### EXERCISE:
Among the lines below, count those with "title". Give the total alone.

### TASK DATA:
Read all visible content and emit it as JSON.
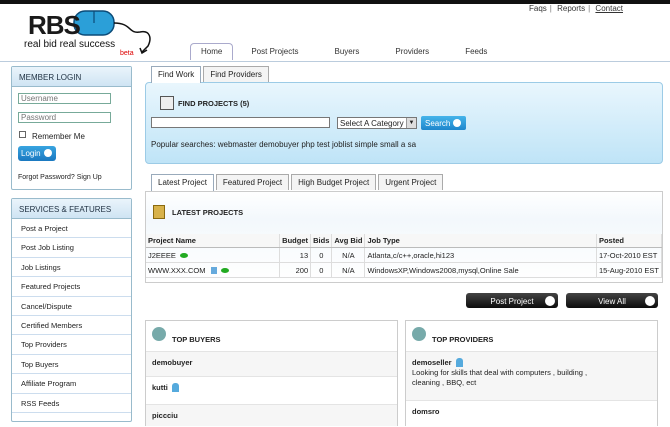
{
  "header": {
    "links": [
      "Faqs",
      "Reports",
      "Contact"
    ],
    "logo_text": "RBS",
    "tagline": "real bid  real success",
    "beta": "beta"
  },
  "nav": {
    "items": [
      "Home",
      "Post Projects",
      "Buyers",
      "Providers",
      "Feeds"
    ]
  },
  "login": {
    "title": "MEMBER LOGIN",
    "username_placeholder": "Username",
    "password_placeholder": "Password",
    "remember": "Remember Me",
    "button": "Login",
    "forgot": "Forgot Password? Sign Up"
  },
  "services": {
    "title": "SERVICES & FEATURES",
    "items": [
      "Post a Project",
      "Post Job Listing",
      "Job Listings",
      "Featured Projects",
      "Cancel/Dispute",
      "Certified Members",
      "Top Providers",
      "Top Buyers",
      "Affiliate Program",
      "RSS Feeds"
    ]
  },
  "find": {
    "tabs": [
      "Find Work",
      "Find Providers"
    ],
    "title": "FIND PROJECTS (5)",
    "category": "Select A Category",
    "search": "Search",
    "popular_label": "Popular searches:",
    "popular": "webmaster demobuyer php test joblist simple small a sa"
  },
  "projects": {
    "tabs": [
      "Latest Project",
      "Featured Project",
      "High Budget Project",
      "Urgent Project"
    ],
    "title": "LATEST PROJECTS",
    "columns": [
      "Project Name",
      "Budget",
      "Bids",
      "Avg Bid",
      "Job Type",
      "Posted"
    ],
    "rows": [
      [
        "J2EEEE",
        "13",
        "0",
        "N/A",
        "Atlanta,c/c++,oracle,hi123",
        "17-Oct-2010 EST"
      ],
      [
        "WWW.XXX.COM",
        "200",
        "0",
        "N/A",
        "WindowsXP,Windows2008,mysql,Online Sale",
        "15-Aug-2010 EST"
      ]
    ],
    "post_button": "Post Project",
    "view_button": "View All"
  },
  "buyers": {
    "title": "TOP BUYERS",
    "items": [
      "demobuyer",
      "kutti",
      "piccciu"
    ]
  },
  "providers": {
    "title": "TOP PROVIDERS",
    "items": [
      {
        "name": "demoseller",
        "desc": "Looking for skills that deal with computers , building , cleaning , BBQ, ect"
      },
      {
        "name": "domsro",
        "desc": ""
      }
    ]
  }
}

### TASK RESULT:
6